Task: Keep only the lines that hold the string "Cortex", filtering out the rest of the entries below.

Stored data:
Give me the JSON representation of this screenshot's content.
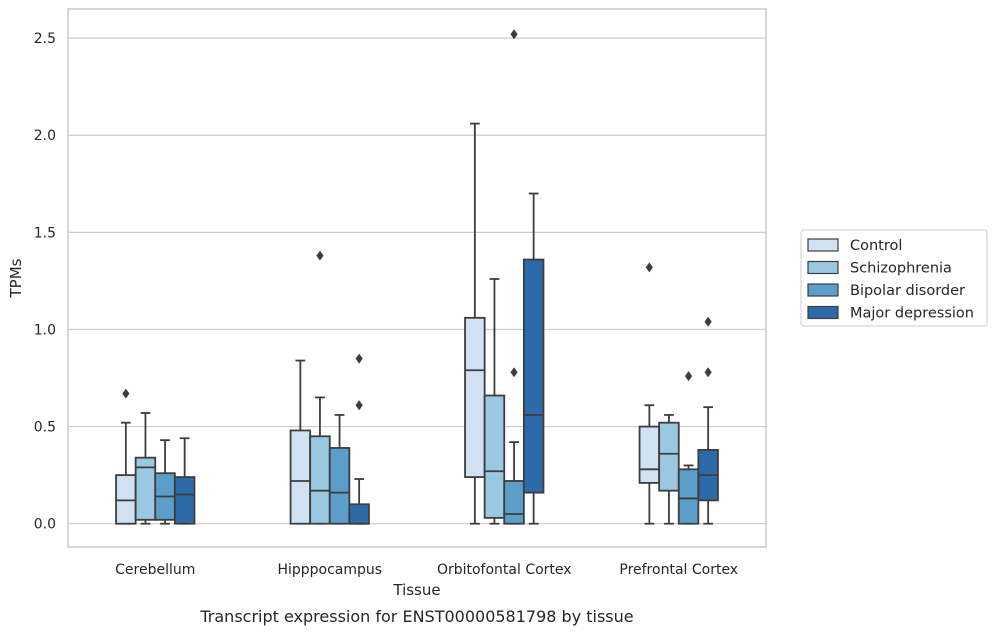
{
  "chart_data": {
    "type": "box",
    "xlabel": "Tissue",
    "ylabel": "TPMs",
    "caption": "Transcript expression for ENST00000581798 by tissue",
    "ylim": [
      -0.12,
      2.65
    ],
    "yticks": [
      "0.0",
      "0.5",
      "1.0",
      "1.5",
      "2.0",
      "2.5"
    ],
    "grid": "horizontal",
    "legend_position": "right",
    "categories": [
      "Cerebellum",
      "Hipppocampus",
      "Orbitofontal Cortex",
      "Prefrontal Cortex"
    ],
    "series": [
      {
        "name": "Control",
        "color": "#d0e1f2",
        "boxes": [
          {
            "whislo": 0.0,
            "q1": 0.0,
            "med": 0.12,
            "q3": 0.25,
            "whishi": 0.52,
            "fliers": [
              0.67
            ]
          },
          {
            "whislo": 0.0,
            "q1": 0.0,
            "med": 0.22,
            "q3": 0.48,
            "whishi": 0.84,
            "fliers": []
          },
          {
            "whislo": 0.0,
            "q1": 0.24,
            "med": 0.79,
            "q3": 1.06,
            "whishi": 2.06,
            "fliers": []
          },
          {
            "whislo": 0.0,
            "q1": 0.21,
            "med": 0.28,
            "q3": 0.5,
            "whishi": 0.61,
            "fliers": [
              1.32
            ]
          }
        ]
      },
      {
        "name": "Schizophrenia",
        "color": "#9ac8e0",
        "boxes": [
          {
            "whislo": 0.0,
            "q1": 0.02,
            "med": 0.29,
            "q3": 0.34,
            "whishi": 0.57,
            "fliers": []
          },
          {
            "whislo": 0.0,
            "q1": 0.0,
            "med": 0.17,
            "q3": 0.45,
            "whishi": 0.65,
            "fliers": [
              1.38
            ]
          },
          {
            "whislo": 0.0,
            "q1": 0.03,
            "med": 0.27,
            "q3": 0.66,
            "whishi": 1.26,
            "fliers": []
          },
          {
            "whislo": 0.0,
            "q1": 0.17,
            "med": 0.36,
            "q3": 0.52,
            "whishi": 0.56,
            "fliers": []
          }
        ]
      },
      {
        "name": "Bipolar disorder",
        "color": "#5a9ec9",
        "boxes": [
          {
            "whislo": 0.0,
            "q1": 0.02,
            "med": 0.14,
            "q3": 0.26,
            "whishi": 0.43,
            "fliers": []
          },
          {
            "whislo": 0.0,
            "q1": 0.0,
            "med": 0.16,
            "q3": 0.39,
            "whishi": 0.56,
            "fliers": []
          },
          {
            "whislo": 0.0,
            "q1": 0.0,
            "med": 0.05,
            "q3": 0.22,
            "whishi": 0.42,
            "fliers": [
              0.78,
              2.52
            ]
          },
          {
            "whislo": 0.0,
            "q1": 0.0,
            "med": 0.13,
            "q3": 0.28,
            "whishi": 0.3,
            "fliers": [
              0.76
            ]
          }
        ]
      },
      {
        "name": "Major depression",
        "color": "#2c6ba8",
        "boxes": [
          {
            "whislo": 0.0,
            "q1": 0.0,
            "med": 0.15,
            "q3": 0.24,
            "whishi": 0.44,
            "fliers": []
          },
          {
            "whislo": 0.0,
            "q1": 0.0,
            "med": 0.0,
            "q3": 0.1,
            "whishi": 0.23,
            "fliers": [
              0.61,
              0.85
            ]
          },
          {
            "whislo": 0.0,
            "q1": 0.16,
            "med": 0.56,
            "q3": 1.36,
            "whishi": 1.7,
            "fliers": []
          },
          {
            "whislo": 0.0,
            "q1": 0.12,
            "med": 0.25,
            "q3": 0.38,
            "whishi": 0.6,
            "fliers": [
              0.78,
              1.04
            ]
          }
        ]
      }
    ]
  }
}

Exercise answer:
      "Orbitofontal Cortex",
      "Prefrontal Cortex"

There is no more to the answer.